DIRECTIONS:
Of the lines in the entries below, state how many hold the word "title". Say nothing else.

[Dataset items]

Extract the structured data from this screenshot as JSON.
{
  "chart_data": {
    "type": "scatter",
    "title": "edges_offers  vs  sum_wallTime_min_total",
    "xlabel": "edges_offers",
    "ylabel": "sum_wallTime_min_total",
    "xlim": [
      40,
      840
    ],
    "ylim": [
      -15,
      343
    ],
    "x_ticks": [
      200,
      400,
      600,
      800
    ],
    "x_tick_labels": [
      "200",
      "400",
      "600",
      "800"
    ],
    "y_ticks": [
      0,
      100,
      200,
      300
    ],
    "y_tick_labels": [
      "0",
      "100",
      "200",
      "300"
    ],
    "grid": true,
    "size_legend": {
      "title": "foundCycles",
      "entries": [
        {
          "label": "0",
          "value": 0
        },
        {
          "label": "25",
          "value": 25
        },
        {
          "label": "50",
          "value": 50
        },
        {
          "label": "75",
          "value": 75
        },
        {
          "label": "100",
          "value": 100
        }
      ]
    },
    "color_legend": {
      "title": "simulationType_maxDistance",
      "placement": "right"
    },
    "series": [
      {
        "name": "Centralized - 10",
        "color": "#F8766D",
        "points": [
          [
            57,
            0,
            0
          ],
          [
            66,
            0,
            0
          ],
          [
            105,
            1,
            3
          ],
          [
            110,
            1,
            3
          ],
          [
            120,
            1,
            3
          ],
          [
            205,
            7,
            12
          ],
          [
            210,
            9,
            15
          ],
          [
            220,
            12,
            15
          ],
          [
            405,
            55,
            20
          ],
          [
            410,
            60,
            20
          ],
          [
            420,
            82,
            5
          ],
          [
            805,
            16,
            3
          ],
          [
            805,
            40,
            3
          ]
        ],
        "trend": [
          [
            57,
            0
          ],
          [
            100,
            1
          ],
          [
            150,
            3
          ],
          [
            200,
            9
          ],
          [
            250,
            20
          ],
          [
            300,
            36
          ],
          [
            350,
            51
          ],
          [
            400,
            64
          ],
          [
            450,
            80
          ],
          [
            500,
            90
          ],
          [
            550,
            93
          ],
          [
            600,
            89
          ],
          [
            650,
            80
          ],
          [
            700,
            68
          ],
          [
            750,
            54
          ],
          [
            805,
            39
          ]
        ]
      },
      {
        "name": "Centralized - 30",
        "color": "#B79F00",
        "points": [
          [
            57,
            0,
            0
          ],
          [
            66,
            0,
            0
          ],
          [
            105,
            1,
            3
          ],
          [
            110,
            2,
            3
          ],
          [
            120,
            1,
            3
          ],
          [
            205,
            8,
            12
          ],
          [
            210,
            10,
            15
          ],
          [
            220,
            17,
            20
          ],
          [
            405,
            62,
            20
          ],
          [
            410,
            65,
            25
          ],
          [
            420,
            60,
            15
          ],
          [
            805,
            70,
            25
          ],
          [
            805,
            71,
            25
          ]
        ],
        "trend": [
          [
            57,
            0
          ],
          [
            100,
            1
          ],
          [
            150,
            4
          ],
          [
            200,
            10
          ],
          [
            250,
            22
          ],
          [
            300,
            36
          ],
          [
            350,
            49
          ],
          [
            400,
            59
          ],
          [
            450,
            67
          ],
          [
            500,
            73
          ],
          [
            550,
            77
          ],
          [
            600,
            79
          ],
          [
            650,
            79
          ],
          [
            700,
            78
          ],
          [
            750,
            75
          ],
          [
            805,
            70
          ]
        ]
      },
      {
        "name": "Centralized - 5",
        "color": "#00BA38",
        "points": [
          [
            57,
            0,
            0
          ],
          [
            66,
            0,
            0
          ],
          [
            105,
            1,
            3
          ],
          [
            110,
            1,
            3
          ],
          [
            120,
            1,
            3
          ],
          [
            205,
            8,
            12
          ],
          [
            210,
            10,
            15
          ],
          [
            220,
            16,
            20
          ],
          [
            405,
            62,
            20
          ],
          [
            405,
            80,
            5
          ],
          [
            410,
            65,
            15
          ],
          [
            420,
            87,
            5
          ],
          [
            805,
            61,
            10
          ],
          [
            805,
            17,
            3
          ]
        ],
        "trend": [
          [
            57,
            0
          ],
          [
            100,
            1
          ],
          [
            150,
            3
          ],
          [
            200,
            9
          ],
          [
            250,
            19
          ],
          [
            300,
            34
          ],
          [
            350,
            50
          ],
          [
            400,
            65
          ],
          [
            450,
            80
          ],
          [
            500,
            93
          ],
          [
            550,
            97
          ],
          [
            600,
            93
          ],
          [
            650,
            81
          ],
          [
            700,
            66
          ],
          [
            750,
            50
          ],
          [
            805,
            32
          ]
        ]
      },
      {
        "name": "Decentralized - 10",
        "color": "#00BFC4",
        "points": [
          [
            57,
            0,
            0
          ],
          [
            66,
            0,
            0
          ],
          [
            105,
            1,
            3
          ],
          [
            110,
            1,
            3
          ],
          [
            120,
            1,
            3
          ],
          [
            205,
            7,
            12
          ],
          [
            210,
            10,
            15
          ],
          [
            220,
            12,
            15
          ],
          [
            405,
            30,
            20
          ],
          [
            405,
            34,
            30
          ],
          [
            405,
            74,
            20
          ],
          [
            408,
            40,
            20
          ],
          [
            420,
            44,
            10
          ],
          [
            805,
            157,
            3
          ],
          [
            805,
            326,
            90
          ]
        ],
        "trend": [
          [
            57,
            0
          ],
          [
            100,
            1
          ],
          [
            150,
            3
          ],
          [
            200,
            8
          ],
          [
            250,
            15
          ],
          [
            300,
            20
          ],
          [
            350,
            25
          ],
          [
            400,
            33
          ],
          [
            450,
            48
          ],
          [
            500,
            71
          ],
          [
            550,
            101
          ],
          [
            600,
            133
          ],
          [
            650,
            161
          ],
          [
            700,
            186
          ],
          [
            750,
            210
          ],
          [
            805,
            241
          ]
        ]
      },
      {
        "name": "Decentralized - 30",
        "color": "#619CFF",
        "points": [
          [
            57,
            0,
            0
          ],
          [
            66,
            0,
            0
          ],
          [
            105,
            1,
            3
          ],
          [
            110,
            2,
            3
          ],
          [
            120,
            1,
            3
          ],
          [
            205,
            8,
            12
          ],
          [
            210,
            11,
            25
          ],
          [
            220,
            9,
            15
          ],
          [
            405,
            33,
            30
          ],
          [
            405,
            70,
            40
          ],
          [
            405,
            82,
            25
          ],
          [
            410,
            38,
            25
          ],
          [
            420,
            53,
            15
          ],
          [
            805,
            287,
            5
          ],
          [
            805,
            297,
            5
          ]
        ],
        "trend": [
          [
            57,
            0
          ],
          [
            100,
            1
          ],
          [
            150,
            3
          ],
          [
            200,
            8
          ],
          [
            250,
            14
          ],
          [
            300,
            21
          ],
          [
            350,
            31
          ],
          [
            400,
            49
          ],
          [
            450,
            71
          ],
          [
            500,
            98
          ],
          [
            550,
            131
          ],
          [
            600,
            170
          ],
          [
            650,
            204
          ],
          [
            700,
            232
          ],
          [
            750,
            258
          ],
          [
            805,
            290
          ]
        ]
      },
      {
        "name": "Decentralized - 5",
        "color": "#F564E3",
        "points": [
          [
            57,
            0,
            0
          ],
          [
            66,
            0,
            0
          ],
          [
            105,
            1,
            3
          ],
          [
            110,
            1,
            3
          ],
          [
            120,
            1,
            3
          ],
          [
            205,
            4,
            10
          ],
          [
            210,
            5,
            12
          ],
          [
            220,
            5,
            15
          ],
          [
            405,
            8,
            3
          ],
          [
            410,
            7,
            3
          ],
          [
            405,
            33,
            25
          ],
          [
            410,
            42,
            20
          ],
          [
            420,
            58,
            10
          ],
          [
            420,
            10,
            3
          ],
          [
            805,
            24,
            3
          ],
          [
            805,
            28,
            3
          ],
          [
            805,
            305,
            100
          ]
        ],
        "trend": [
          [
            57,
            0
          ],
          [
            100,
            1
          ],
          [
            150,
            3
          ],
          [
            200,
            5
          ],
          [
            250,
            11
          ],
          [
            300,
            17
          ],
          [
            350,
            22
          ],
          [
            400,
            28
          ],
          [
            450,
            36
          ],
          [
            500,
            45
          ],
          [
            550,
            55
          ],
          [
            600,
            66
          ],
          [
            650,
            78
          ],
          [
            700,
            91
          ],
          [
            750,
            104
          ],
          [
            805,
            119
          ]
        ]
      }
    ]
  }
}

PROBLEM SOLUTION:
3